= What to do =
Copy out each line featuring the string "true" from the entries beneath.

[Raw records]
################
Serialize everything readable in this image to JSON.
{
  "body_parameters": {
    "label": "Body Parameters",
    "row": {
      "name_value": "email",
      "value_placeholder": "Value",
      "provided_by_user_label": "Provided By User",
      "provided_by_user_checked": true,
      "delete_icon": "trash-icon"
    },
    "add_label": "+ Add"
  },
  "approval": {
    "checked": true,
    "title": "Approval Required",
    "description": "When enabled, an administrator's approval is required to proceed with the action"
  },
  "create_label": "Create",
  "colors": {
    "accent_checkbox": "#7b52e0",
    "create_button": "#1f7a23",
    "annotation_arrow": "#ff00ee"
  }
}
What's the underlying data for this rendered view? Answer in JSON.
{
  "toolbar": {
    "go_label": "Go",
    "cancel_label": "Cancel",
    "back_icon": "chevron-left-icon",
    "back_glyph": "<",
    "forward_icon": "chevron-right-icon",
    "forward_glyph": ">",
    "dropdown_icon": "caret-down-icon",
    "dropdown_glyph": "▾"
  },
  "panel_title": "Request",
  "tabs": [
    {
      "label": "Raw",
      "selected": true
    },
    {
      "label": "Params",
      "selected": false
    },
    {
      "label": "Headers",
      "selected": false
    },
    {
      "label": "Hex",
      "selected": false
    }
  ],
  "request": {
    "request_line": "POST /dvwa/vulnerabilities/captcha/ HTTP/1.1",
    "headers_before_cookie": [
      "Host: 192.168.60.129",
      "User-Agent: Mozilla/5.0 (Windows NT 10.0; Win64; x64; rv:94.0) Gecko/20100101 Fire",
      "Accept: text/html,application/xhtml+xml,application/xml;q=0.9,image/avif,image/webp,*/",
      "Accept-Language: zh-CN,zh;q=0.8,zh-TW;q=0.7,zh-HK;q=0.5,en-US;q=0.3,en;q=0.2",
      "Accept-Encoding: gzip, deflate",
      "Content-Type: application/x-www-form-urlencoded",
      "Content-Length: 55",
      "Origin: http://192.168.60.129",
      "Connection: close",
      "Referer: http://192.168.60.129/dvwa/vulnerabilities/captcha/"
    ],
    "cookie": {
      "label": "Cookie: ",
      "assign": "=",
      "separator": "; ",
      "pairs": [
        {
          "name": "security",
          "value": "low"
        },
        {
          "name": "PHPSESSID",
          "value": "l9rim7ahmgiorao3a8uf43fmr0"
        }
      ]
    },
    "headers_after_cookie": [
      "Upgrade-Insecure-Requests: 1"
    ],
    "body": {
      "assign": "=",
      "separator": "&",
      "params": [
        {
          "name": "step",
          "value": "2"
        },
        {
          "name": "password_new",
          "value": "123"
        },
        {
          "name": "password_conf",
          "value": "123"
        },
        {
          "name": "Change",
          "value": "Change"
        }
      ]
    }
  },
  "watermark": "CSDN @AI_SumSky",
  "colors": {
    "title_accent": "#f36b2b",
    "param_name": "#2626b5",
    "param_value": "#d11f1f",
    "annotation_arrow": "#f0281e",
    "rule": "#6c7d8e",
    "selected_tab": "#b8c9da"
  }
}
################
= Output below =
      "provided_by_user_checked": true,
    "checked": true,
      "selected": true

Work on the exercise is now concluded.